Exercise objective: Take every line from the listing below that contains "curve".

Information given:

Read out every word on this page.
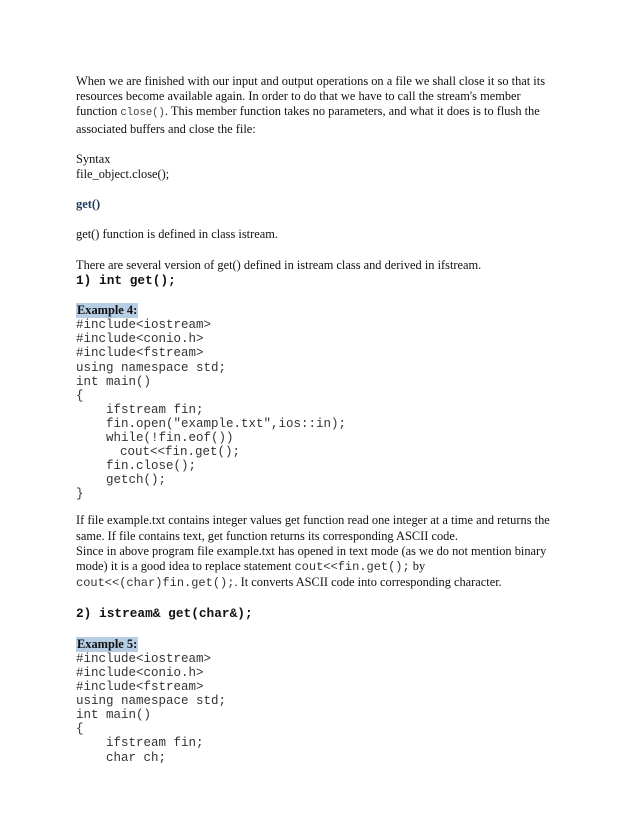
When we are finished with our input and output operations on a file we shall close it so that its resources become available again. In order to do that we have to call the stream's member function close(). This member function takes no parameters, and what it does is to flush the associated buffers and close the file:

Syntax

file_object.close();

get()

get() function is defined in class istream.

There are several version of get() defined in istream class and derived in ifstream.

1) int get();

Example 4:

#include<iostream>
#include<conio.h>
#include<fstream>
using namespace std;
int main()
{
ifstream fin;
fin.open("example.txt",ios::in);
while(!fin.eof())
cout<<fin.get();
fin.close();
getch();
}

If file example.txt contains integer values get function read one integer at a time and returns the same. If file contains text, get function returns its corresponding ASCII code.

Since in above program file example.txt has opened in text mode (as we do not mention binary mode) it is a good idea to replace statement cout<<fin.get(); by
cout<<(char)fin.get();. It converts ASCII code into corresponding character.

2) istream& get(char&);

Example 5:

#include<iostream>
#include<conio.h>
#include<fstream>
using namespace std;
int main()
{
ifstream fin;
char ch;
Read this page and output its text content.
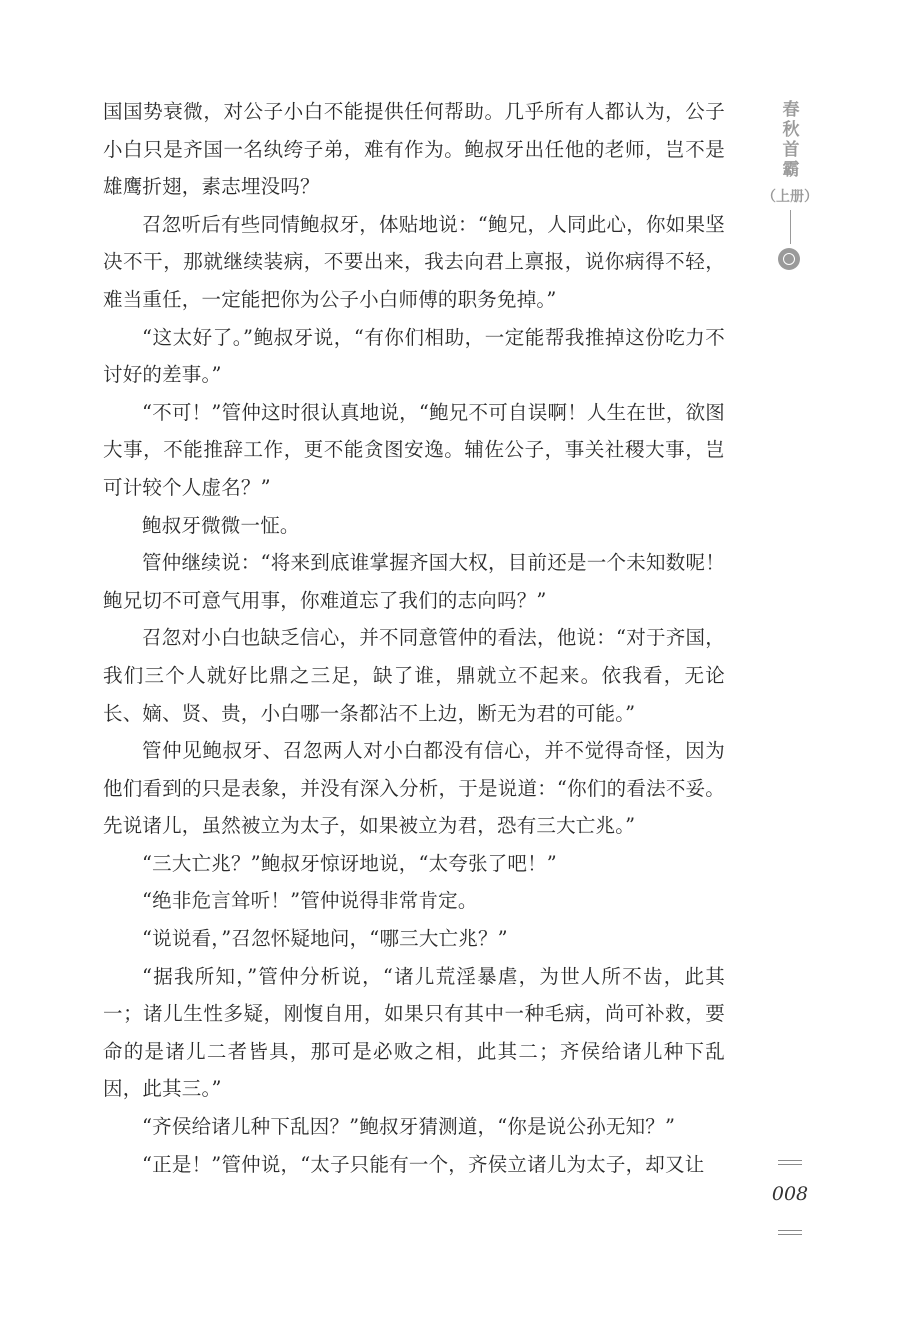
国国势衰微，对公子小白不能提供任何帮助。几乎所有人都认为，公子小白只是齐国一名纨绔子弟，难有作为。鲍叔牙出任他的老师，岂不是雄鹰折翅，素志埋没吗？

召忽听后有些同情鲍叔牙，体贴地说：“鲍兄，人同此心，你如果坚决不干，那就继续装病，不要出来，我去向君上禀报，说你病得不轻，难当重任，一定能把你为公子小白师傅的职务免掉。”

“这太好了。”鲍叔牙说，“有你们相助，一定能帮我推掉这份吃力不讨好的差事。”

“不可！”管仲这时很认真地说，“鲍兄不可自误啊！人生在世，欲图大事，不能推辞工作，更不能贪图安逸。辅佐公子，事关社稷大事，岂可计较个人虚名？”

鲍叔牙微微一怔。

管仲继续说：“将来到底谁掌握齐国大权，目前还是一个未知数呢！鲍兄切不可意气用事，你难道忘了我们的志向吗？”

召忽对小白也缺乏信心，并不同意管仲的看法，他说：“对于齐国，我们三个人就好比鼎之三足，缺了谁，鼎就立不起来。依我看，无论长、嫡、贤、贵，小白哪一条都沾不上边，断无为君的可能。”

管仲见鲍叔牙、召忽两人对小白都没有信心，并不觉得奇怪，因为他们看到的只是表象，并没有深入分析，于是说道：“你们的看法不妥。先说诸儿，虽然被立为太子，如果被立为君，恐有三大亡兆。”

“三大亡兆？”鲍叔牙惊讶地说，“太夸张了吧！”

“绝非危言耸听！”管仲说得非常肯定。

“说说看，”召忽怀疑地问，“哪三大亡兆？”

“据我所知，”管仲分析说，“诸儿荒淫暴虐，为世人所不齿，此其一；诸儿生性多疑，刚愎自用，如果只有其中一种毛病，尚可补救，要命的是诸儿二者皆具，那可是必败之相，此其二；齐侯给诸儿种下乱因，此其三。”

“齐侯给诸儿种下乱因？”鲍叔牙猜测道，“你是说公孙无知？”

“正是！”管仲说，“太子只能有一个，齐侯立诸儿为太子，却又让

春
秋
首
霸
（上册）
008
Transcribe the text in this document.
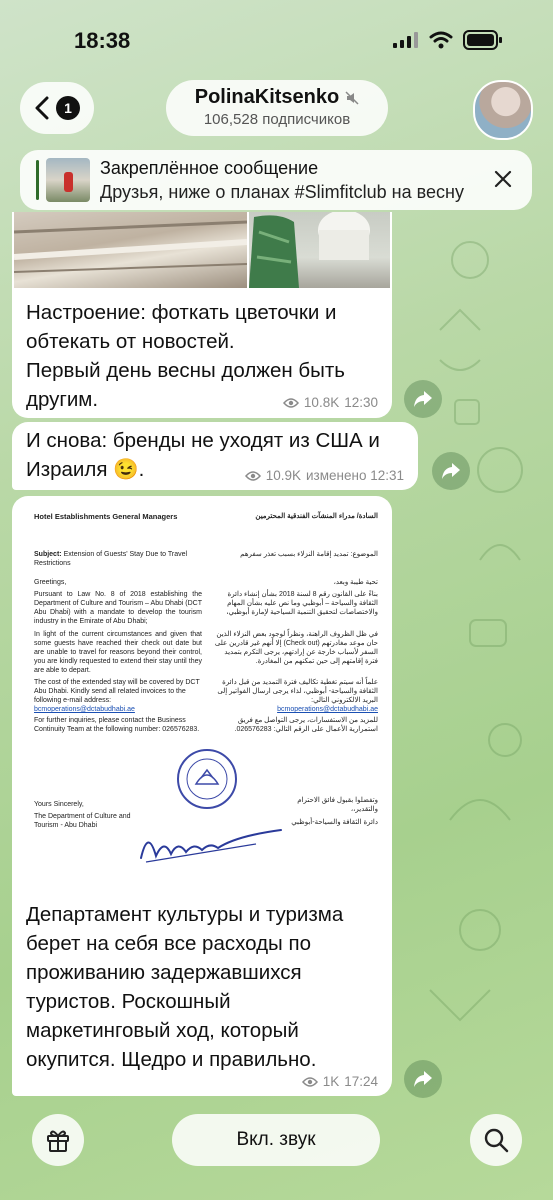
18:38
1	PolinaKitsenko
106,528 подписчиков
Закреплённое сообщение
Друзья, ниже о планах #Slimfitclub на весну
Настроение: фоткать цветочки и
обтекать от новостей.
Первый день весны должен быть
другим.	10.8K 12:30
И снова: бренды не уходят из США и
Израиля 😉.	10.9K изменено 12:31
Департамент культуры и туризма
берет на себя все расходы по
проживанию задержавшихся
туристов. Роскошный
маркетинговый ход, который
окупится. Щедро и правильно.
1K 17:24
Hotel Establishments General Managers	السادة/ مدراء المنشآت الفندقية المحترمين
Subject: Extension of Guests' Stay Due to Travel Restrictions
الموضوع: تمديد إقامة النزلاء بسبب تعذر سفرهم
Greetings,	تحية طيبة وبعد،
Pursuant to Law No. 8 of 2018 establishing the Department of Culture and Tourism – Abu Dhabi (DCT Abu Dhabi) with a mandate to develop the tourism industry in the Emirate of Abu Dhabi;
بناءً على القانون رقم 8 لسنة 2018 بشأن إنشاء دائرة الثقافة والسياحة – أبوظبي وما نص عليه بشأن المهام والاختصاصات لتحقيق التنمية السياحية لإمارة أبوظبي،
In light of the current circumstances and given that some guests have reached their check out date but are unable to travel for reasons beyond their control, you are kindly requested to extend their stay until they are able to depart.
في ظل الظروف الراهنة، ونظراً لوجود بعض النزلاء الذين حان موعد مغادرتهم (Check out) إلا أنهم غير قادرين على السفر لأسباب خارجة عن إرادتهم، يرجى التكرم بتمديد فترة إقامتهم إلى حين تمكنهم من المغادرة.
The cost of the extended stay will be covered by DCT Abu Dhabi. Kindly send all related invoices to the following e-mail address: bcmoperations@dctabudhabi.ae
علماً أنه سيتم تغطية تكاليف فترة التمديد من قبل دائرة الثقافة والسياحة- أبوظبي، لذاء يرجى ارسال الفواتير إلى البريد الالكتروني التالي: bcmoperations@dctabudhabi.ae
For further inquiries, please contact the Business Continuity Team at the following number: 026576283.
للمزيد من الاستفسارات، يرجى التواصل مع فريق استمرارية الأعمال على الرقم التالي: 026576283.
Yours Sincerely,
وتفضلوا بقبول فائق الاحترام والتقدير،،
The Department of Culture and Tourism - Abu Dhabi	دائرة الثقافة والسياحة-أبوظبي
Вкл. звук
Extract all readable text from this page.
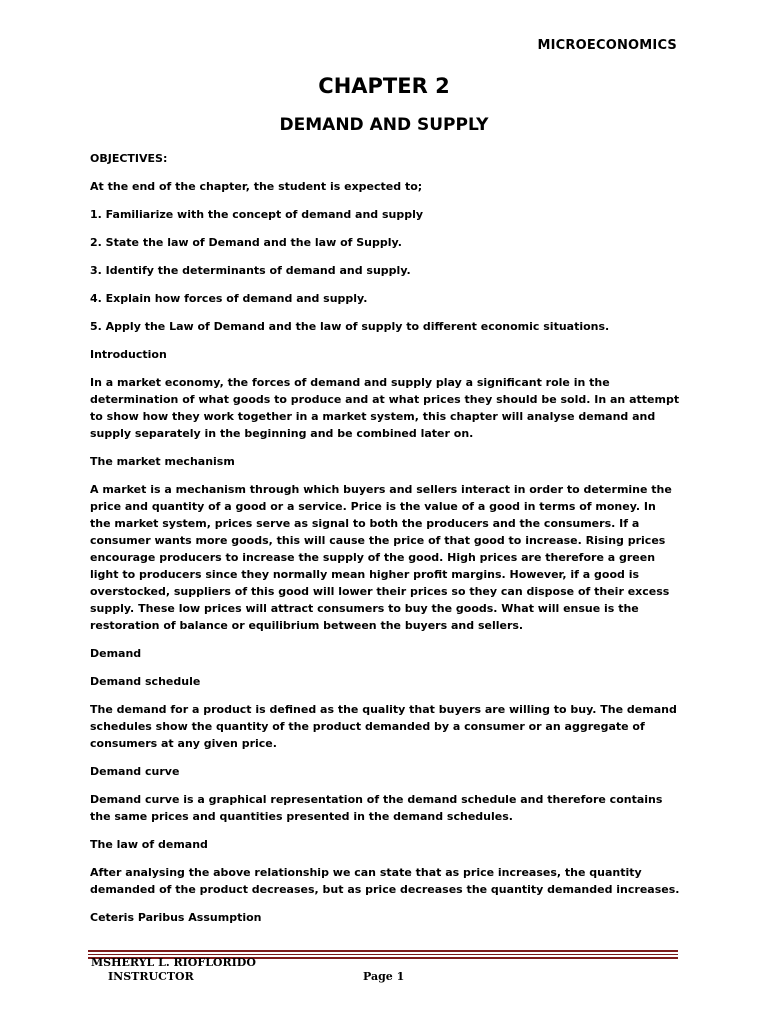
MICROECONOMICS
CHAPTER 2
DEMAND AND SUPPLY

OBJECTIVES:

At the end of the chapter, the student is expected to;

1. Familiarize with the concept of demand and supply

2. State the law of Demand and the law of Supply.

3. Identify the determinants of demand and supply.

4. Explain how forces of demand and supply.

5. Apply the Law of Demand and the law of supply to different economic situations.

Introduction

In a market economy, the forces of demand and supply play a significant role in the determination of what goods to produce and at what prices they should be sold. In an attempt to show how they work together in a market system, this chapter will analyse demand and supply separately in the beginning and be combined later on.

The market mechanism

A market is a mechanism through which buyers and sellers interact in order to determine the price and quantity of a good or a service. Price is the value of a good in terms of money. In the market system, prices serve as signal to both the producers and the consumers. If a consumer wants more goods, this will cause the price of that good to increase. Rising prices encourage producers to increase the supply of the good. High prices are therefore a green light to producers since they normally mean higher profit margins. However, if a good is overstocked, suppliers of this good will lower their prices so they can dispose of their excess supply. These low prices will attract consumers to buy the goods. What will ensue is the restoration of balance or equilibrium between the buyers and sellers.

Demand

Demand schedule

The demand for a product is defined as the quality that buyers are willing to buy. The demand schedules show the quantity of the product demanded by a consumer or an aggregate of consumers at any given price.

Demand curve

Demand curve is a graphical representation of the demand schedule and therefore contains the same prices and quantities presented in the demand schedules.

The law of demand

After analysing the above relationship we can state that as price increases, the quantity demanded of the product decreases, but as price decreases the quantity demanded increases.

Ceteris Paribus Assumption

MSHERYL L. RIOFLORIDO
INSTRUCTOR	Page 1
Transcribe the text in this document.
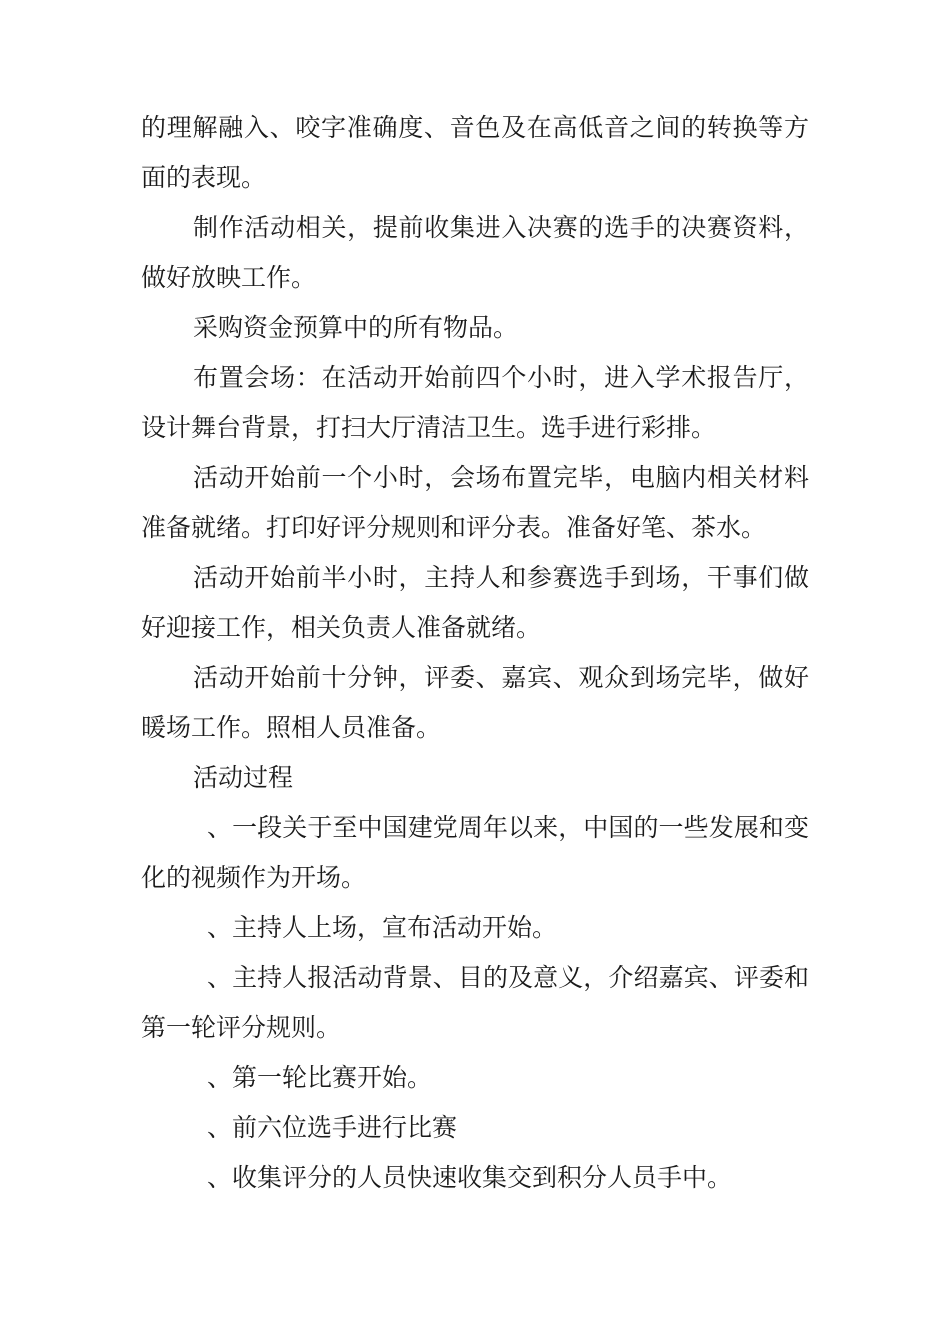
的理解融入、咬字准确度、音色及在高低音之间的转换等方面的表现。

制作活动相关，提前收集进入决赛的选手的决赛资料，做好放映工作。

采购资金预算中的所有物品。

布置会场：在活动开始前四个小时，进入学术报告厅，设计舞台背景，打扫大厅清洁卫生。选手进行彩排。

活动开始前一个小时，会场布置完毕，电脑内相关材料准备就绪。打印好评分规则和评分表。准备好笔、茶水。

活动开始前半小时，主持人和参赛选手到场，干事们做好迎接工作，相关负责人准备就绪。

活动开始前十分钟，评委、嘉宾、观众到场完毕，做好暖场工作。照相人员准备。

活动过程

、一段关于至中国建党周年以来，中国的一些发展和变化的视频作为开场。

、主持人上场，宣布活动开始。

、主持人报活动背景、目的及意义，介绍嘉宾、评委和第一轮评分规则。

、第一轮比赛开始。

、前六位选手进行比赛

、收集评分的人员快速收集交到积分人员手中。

The completed task:
Demand curve
Demand curve is a graphical representation of the demand schedule and therefore contains the same prices and quantities presented in the demand schedules.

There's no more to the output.